Identify the lines that contain the string "следующего", then copy each of them.

__Extracted material__
+---+

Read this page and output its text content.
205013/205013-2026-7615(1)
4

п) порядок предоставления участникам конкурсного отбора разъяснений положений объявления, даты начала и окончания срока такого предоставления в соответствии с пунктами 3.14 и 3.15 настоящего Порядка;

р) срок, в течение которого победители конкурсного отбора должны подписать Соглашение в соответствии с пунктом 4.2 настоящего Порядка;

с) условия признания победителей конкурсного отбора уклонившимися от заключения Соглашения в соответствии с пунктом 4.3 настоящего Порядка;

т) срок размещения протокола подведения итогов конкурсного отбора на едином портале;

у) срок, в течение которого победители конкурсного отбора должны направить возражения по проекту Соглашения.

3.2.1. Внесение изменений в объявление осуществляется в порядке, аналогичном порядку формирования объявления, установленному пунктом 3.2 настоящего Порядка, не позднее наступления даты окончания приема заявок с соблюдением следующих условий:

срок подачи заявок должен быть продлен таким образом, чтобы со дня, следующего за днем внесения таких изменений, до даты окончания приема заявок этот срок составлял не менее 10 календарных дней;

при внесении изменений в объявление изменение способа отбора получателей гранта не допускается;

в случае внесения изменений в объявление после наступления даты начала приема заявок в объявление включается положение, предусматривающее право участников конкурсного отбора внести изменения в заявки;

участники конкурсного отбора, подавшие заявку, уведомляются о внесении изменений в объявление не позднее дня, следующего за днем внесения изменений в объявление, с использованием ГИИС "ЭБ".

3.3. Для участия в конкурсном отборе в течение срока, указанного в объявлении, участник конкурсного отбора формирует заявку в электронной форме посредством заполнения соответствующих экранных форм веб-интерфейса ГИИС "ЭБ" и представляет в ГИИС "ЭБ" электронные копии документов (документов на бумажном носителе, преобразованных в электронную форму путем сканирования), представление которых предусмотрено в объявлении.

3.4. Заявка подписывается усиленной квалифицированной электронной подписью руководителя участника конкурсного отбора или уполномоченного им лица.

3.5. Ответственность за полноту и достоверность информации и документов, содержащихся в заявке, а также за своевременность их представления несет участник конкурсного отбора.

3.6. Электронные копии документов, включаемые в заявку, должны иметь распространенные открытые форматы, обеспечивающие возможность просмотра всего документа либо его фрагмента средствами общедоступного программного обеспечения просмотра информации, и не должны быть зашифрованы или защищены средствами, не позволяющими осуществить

+---+

__Exercise answer__
срок подачи заявок должен быть продлен таким образом, чтобы со дня, следующего за днем внесения таких изменений, до даты окончания приема заявок этот срок составлял не менее 10 календарных дней;
участники конкурсного отбора, подавшие заявку, уведомляются о внесении изменений в объявление не позднее дня, следующего за днем внесения изменений в объявление, с использованием ГИИС "ЭБ".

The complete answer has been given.